Entries supplied.

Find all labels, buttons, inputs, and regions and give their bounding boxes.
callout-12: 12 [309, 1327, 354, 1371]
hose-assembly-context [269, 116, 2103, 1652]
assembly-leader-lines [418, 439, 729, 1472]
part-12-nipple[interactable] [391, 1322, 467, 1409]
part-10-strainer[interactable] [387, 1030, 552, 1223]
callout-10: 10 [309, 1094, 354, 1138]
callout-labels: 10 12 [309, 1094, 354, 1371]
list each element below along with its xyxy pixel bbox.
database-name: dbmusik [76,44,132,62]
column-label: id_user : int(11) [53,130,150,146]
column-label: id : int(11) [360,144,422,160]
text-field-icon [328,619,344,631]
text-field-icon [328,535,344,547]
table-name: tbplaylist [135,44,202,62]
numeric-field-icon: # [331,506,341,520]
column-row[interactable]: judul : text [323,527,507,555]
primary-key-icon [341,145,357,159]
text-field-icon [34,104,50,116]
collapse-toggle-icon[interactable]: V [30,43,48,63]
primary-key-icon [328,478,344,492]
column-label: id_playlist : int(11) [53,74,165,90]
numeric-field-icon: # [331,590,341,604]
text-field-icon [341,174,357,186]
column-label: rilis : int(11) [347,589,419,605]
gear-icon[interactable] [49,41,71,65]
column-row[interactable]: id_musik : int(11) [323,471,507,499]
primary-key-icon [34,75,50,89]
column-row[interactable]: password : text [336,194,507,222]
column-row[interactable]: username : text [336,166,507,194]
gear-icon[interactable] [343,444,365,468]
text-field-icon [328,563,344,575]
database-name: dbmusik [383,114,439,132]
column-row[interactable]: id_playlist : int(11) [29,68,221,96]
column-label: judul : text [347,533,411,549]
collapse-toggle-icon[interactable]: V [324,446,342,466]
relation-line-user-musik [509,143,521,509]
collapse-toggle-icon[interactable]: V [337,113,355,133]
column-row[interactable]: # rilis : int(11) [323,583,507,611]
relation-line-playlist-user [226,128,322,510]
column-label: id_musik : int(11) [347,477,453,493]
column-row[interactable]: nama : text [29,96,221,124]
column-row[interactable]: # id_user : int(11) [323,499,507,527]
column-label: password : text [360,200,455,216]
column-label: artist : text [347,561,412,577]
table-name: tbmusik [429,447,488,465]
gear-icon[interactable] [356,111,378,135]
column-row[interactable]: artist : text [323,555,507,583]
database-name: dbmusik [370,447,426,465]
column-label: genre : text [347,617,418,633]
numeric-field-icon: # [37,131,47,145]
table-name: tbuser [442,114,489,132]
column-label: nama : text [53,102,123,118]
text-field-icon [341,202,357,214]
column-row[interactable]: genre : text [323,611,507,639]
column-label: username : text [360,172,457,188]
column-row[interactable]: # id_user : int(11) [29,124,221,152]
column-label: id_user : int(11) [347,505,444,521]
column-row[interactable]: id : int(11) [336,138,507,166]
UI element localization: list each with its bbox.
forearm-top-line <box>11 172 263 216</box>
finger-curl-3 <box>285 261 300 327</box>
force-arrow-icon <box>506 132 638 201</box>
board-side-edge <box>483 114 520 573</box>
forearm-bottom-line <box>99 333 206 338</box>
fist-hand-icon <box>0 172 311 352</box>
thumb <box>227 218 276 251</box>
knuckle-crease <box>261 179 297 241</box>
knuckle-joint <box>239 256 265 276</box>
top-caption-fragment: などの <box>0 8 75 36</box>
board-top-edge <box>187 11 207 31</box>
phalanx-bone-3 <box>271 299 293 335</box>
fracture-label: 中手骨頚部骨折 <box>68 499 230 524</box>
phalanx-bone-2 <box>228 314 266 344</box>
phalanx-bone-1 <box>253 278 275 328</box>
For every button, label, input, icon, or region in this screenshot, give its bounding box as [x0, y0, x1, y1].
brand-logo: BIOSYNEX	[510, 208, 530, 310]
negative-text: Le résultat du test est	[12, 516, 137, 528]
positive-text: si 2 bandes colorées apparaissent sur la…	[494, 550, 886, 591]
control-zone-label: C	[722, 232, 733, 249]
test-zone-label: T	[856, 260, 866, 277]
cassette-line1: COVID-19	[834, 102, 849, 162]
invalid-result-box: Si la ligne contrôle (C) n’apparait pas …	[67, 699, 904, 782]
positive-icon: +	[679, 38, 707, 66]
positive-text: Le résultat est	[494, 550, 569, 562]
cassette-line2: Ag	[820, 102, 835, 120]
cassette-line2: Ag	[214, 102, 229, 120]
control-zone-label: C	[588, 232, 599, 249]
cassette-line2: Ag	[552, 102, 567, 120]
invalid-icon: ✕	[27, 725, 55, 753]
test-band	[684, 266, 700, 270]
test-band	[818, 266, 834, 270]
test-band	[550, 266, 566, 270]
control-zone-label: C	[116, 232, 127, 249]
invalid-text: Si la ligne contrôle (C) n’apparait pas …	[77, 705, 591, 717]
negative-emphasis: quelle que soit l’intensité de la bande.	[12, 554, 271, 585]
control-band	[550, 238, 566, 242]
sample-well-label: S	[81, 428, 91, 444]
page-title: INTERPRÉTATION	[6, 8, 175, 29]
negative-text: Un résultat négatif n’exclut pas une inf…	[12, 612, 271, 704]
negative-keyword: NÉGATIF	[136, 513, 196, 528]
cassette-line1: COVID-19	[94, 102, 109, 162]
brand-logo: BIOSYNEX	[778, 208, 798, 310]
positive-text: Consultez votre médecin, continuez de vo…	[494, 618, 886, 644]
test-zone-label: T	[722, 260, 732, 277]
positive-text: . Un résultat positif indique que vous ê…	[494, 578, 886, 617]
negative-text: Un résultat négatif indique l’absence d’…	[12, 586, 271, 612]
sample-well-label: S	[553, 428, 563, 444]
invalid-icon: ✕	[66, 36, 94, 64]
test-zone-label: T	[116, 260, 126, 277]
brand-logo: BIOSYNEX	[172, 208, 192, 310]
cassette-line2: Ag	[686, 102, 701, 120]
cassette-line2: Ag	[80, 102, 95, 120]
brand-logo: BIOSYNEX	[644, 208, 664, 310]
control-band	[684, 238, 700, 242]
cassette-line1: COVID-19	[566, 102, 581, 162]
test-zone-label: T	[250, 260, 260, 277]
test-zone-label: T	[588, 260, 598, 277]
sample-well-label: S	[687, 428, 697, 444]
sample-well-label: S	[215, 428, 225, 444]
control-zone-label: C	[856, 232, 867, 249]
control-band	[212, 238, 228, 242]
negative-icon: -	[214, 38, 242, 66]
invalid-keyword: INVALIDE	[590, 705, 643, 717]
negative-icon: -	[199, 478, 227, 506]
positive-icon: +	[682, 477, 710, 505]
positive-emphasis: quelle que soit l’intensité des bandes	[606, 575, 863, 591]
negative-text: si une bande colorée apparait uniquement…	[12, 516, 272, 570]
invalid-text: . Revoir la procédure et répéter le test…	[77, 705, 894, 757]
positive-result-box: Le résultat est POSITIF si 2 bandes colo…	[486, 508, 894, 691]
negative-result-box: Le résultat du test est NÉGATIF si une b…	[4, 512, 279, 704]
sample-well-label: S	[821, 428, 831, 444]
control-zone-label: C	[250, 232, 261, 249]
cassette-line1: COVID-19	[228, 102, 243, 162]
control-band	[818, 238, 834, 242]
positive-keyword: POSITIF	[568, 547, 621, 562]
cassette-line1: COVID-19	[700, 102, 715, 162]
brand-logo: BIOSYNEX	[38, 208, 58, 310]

Written request.
Reproduce every row above, word for word and in the same order.

Solution for this exercise.
Find all labels, buttons, inputs, and regions and give their bounding boxes.
callout-12: 12 [309, 1327, 354, 1371]
hose-assembly-context [269, 116, 2103, 1652]
assembly-leader-lines [418, 439, 729, 1472]
part-12-nipple[interactable] [391, 1322, 467, 1409]
part-10-strainer[interactable] [387, 1030, 552, 1223]
callout-10: 10 [309, 1094, 354, 1138]
callout-labels: 10 12 [309, 1094, 354, 1371]
list each element below along with its xyxy pixel bbox.
database-name: dbmusik [76,44,132,62]
column-label: id_user : int(11) [53,130,150,146]
column-label: id : int(11) [360,144,422,160]
text-field-icon [328,619,344,631]
text-field-icon [328,535,344,547]
table-name: tbplaylist [135,44,202,62]
numeric-field-icon: # [331,506,341,520]
column-row[interactable]: judul : text [323,527,507,555]
primary-key-icon [341,145,357,159]
text-field-icon [34,104,50,116]
collapse-toggle-icon[interactable]: V [30,43,48,63]
primary-key-icon [328,478,344,492]
column-label: id_playlist : int(11) [53,74,165,90]
numeric-field-icon: # [331,590,341,604]
text-field-icon [341,174,357,186]
column-label: rilis : int(11) [347,589,419,605]
gear-icon[interactable] [49,41,71,65]
column-row[interactable]: id_musik : int(11) [323,471,507,499]
primary-key-icon [34,75,50,89]
column-row[interactable]: password : text [336,194,507,222]
column-row[interactable]: username : text [336,166,507,194]
gear-icon[interactable] [343,444,365,468]
text-field-icon [328,563,344,575]
database-name: dbmusik [383,114,439,132]
column-row[interactable]: id_playlist : int(11) [29,68,221,96]
column-label: judul : text [347,533,411,549]
collapse-toggle-icon[interactable]: V [324,446,342,466]
relation-line-user-musik [509,143,521,509]
collapse-toggle-icon[interactable]: V [337,113,355,133]
column-row[interactable]: # rilis : int(11) [323,583,507,611]
relation-line-playlist-user [226,128,322,510]
column-label: id_musik : int(11) [347,477,453,493]
column-row[interactable]: nama : text [29,96,221,124]
column-row[interactable]: # id_user : int(11) [323,499,507,527]
column-label: password : text [360,200,455,216]
column-label: artist : text [347,561,412,577]
table-name: tbmusik [429,447,488,465]
gear-icon[interactable] [356,111,378,135]
column-row[interactable]: artist : text [323,555,507,583]
database-name: dbmusik [370,447,426,465]
column-label: genre : text [347,617,418,633]
numeric-field-icon: # [37,131,47,145]
table-name: tbuser [442,114,489,132]
column-label: nama : text [53,102,123,118]
text-field-icon [341,202,357,214]
column-row[interactable]: genre : text [323,611,507,639]
column-label: username : text [360,172,457,188]
column-row[interactable]: # id_user : int(11) [29,124,221,152]
column-label: id_user : int(11) [347,505,444,521]
column-row[interactable]: id : int(11) [336,138,507,166]
UI element localization: list each with its bbox.
forearm-top-line <box>11 172 263 216</box>
finger-curl-3 <box>285 261 300 327</box>
force-arrow-icon <box>506 132 638 201</box>
board-side-edge <box>483 114 520 573</box>
forearm-bottom-line <box>99 333 206 338</box>
fist-hand-icon <box>0 172 311 352</box>
thumb <box>227 218 276 251</box>
knuckle-crease <box>261 179 297 241</box>
knuckle-joint <box>239 256 265 276</box>
top-caption-fragment: などの <box>0 8 75 36</box>
board-top-edge <box>187 11 207 31</box>
phalanx-bone-3 <box>271 299 293 335</box>
fracture-label: 中手骨頚部骨折 <box>68 499 230 524</box>
phalanx-bone-2 <box>228 314 266 344</box>
phalanx-bone-1 <box>253 278 275 328</box>
For every button, label, input, icon, or region in this screenshot, give its bounding box as [x0, y0, x1, y1].
brand-logo: BIOSYNEX	[510, 208, 530, 310]
negative-text: Le résultat du test est	[12, 516, 137, 528]
positive-text: si 2 bandes colorées apparaissent sur la…	[494, 550, 886, 591]
control-zone-label: C	[722, 232, 733, 249]
test-zone-label: T	[856, 260, 866, 277]
cassette-line1: COVID-19	[834, 102, 849, 162]
invalid-result-box: Si la ligne contrôle (C) n’apparait pas …	[67, 699, 904, 782]
positive-icon: +	[679, 38, 707, 66]
positive-text: Le résultat est	[494, 550, 569, 562]
cassette-line2: Ag	[820, 102, 835, 120]
cassette-line2: Ag	[214, 102, 229, 120]
control-zone-label: C	[588, 232, 599, 249]
cassette-line2: Ag	[552, 102, 567, 120]
invalid-icon: ✕	[27, 725, 55, 753]
test-band	[684, 266, 700, 270]
test-band	[818, 266, 834, 270]
test-band	[550, 266, 566, 270]
control-zone-label: C	[116, 232, 127, 249]
invalid-text: Si la ligne contrôle (C) n’apparait pas …	[77, 705, 591, 717]
negative-emphasis: quelle que soit l’intensité de la bande.	[12, 554, 271, 585]
control-band	[550, 238, 566, 242]
sample-well-label: S	[81, 428, 91, 444]
page-title: INTERPRÉTATION	[6, 8, 175, 29]
negative-text: Un résultat négatif n’exclut pas une inf…	[12, 612, 271, 704]
negative-keyword: NÉGATIF	[136, 513, 196, 528]
cassette-line1: COVID-19	[94, 102, 109, 162]
brand-logo: BIOSYNEX	[778, 208, 798, 310]
positive-text: Consultez votre médecin, continuez de vo…	[494, 618, 886, 644]
test-zone-label: T	[722, 260, 732, 277]
positive-text: . Un résultat positif indique que vous ê…	[494, 578, 886, 617]
negative-text: Un résultat négatif indique l’absence d’…	[12, 586, 271, 612]
sample-well-label: S	[553, 428, 563, 444]
invalid-icon: ✕	[66, 36, 94, 64]
test-zone-label: T	[116, 260, 126, 277]
brand-logo: BIOSYNEX	[172, 208, 192, 310]
cassette-line2: Ag	[686, 102, 701, 120]
cassette-line2: Ag	[80, 102, 95, 120]
brand-logo: BIOSYNEX	[644, 208, 664, 310]
control-band	[684, 238, 700, 242]
cassette-line1: COVID-19	[566, 102, 581, 162]
test-zone-label: T	[250, 260, 260, 277]
test-zone-label: T	[588, 260, 598, 277]
sample-well-label: S	[687, 428, 697, 444]
sample-well-label: S	[215, 428, 225, 444]
control-zone-label: C	[856, 232, 867, 249]
control-band	[212, 238, 228, 242]
negative-icon: -	[214, 38, 242, 66]
invalid-keyword: INVALIDE	[590, 705, 643, 717]
negative-icon: -	[199, 478, 227, 506]
positive-icon: +	[682, 477, 710, 505]
positive-emphasis: quelle que soit l’intensité des bandes	[606, 575, 863, 591]
negative-text: si une bande colorée apparait uniquement…	[12, 516, 272, 570]
invalid-text: . Revoir la procédure et répéter le test…	[77, 705, 894, 757]
positive-result-box: Le résultat est POSITIF si 2 bandes colo…	[486, 508, 894, 691]
negative-result-box: Le résultat du test est NÉGATIF si une b…	[4, 512, 279, 704]
sample-well-label: S	[821, 428, 831, 444]
control-zone-label: C	[250, 232, 261, 249]
cassette-line1: COVID-19	[228, 102, 243, 162]
control-band	[818, 238, 834, 242]
positive-keyword: POSITIF	[568, 547, 621, 562]
cassette-line1: COVID-19	[700, 102, 715, 162]
brand-logo: BIOSYNEX	[38, 208, 58, 310]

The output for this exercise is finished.